> What you will do:
Search the material for "design" and show all lines that contain it.

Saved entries
○ ○ ○
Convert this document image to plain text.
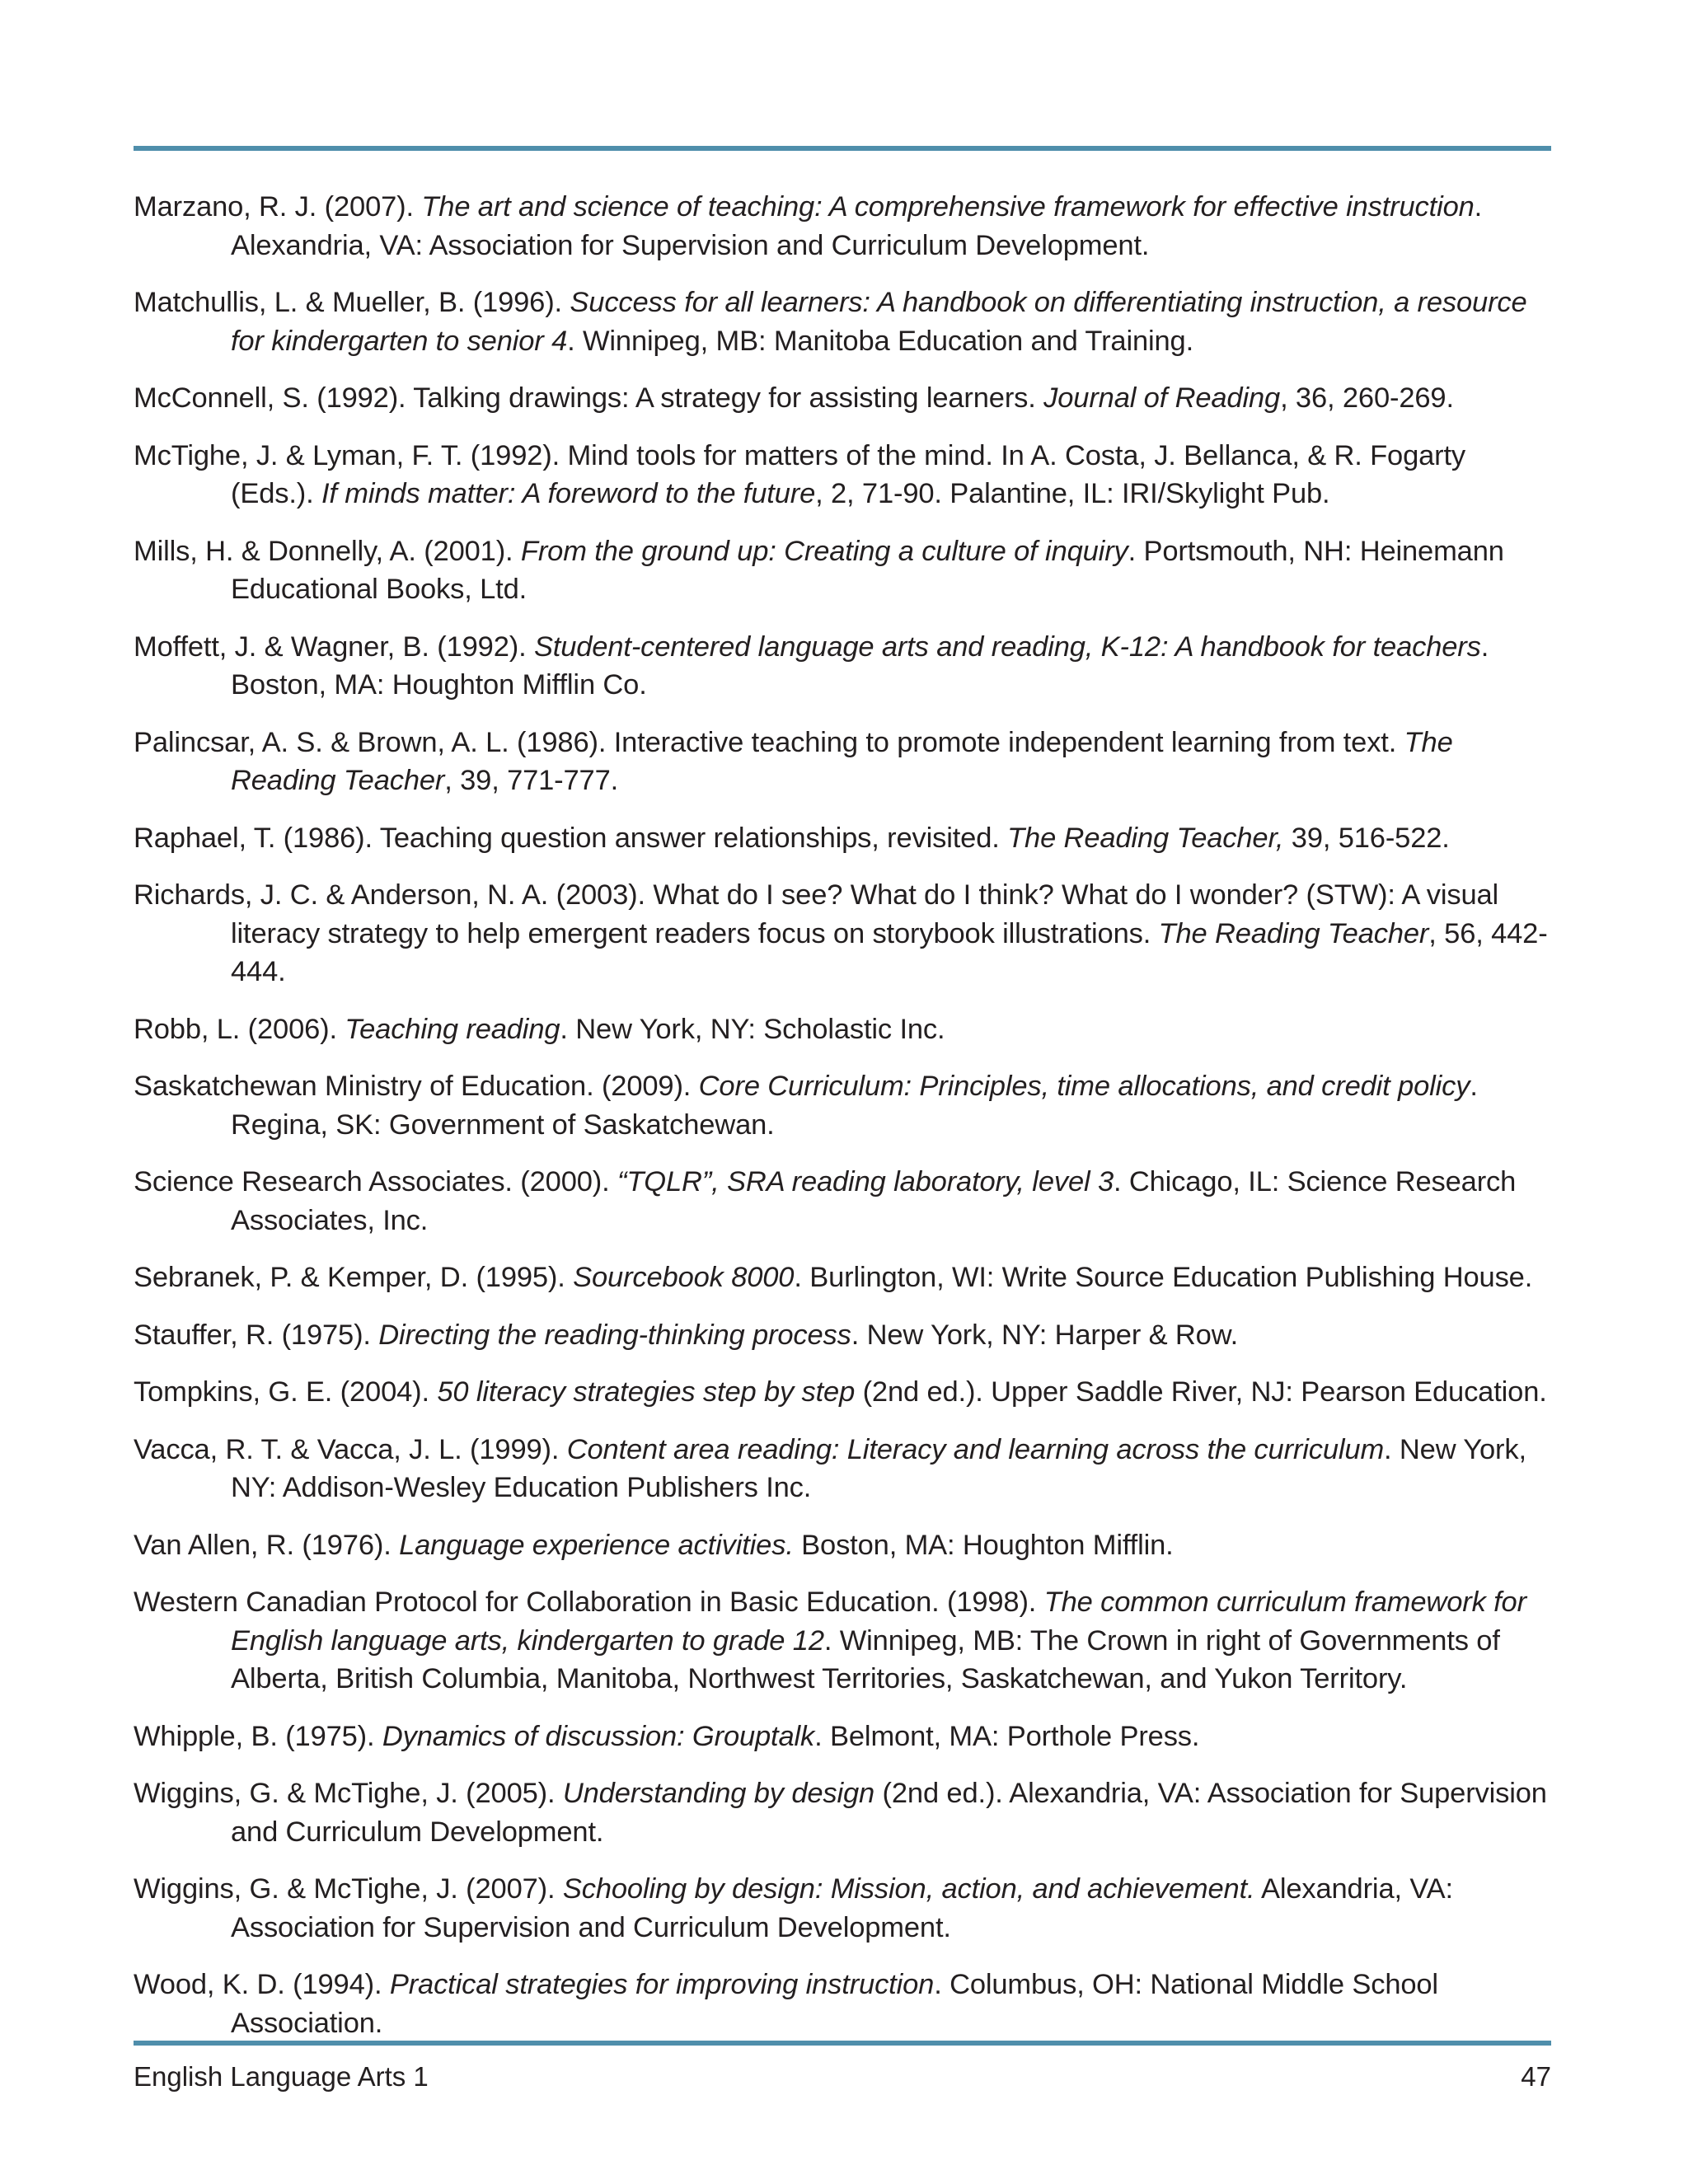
Marzano, R. J. (2007). The art and science of teaching: A comprehensive framework for effective instruction. Alexandria, VA: Association for Supervision and Curriculum Development.
Matchullis, L. & Mueller, B. (1996). Success for all learners: A handbook on differentiating instruction, a resource for kindergarten to senior 4. Winnipeg, MB: Manitoba Education and Training.
McConnell, S. (1992). Talking drawings: A strategy for assisting learners. Journal of Reading, 36, 260-269.
McTighe, J. & Lyman, F. T. (1992). Mind tools for matters of the mind. In A. Costa, J. Bellanca, & R. Fogarty (Eds.). If minds matter: A foreword to the future, 2, 71-90. Palantine, IL: IRI/Skylight Pub.
Mills, H. & Donnelly, A. (2001). From the ground up: Creating a culture of inquiry. Portsmouth, NH: Heinemann Educational Books, Ltd.
Moffett, J. & Wagner, B. (1992). Student-centered language arts and reading, K-12: A handbook for teachers. Boston, MA: Houghton Mifflin Co.
Palincsar, A. S. & Brown, A. L. (1986). Interactive teaching to promote independent learning from text. The Reading Teacher, 39, 771-777.
Raphael, T. (1986). Teaching question answer relationships, revisited. The Reading Teacher, 39, 516-522.
Richards, J. C. & Anderson, N. A. (2003). What do I see? What do I think? What do I wonder? (STW): A visual literacy strategy to help emergent readers focus on storybook illustrations. The Reading Teacher, 56, 442-444.
Robb, L. (2006). Teaching reading. New York, NY: Scholastic Inc.
Saskatchewan Ministry of Education. (2009). Core Curriculum: Principles, time allocations, and credit policy. Regina, SK: Government of Saskatchewan.
Science Research Associates. (2000). “TQLR”, SRA reading laboratory, level 3. Chicago, IL: Science Research Associates, Inc.
Sebranek, P. & Kemper, D. (1995). Sourcebook 8000. Burlington, WI: Write Source Education Publishing House.
Stauffer, R. (1975). Directing the reading-thinking process. New York, NY: Harper & Row.
Tompkins, G. E. (2004). 50 literacy strategies step by step (2nd ed.). Upper Saddle River, NJ: Pearson Education.
Vacca, R. T. & Vacca, J. L. (1999). Content area reading: Literacy and learning across the curriculum. New York, NY: Addison-Wesley Education Publishers Inc.
Van Allen, R. (1976). Language experience activities. Boston, MA: Houghton Mifflin.
Western Canadian Protocol for Collaboration in Basic Education. (1998). The common curriculum framework for English language arts, kindergarten to grade 12. Winnipeg, MB: The Crown in right of Governments of Alberta, British Columbia, Manitoba, Northwest Territories, Saskatchewan, and Yukon Territory.
Whipple, B. (1975). Dynamics of discussion: Grouptalk. Belmont, MA: Porthole Press.
Wiggins, G. & McTighe, J. (2005). Understanding by design (2nd ed.). Alexandria, VA: Association for Supervision and Curriculum Development.
Wiggins, G. & McTighe, J. (2007). Schooling by design: Mission, action, and achievement. Alexandria, VA: Association for Supervision and Curriculum Development.
Wood, K. D. (1994). Practical strategies for improving instruction. Columbus, OH: National Middle School Association.
English Language Arts 1	47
○ ○ ○
> Exercise result:
Wiggins, G. & McTighe, J. (2005). Understanding by design (2nd ed.). Alexandria, VA: Association for Supervision and Curriculum Development.
Wiggins, G. & McTighe, J. (2007). Schooling by design: Mission, action, and achievement. Alexandria, VA: Association for Supervision and Curriculum Development.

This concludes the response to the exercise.